== Exercise goal ==
Keep the wording of each record exactly the same when you repeat it, and leave out pictures.

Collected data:
__________________________________________________

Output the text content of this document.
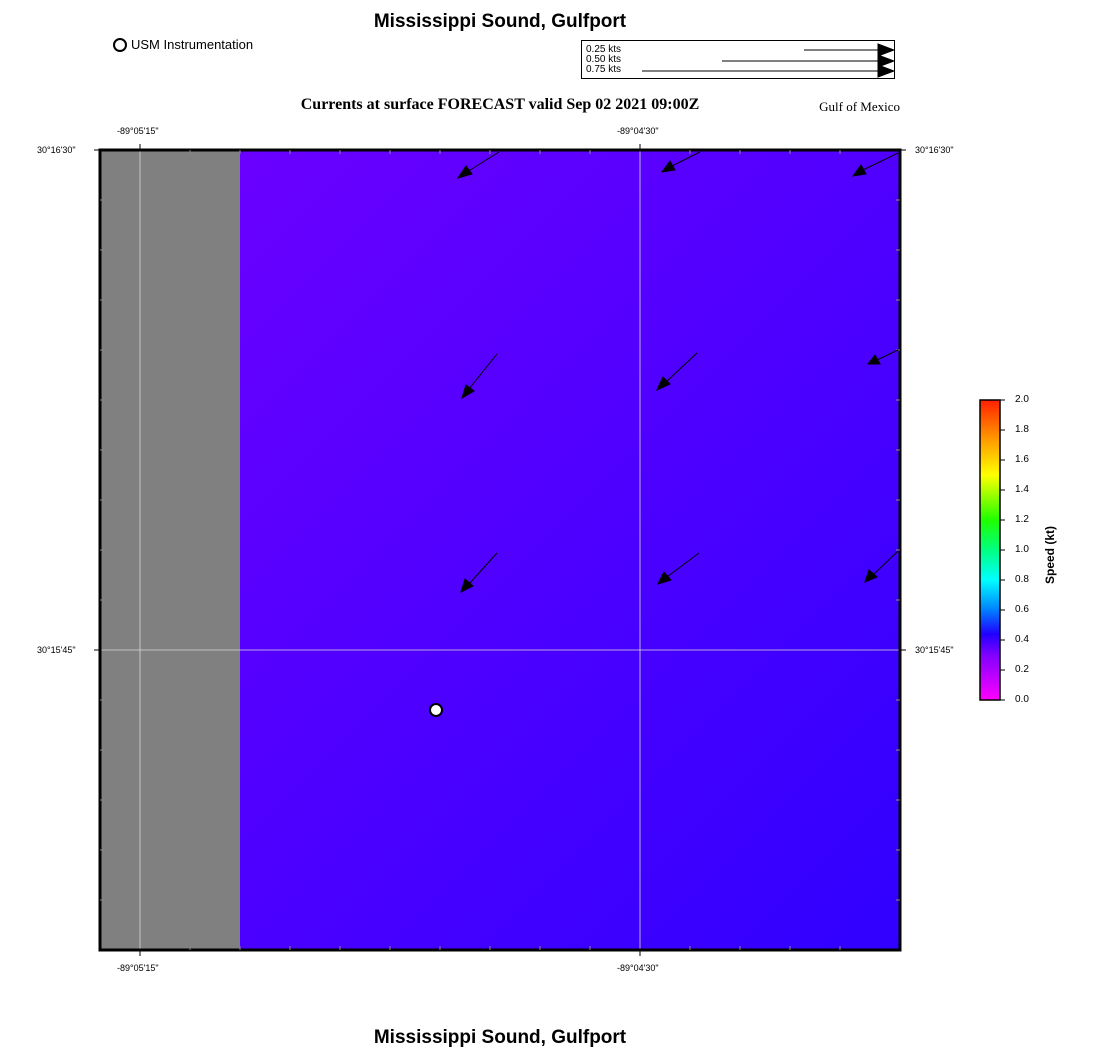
Mississippi Sound, Gulfport
Currents at surface FORECAST valid Sep 02 2021 09:00Z	Gulf of Mexico
Mississippi Sound, Gulfport
USM Instrumentation	0.25 kts
0.50 kts
0.75 kts
-89°05'15"	-89°04'30"
-89°05'15"	-89°04'30"
30°16'30"
30°15'45"
30°16'30"
30°15'45"
2.0
1.8
1.6
1.4
1.2
1.0
0.8
0.6
0.4
0.2
0.0
Speed (kt)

__________________________________________________

== Exercise result ==
Output the text content of this document.
Mississippi Sound, Gulfport
Currents at surface FORECAST valid Sep 02 2021 09:00Z	Gulf of Mexico
Mississippi Sound, Gulfport
USM Instrumentation	0.25 kts
0.50 kts
0.75 kts
-89°05'15"	-89°04'30"
-89°05'15"	-89°04'30"
30°16'30"
30°15'45"
30°16'30"
30°15'45"
2.0
1.8
1.6
1.4
1.2
1.0
0.8
0.6
0.4
0.2
0.0
Speed (kt)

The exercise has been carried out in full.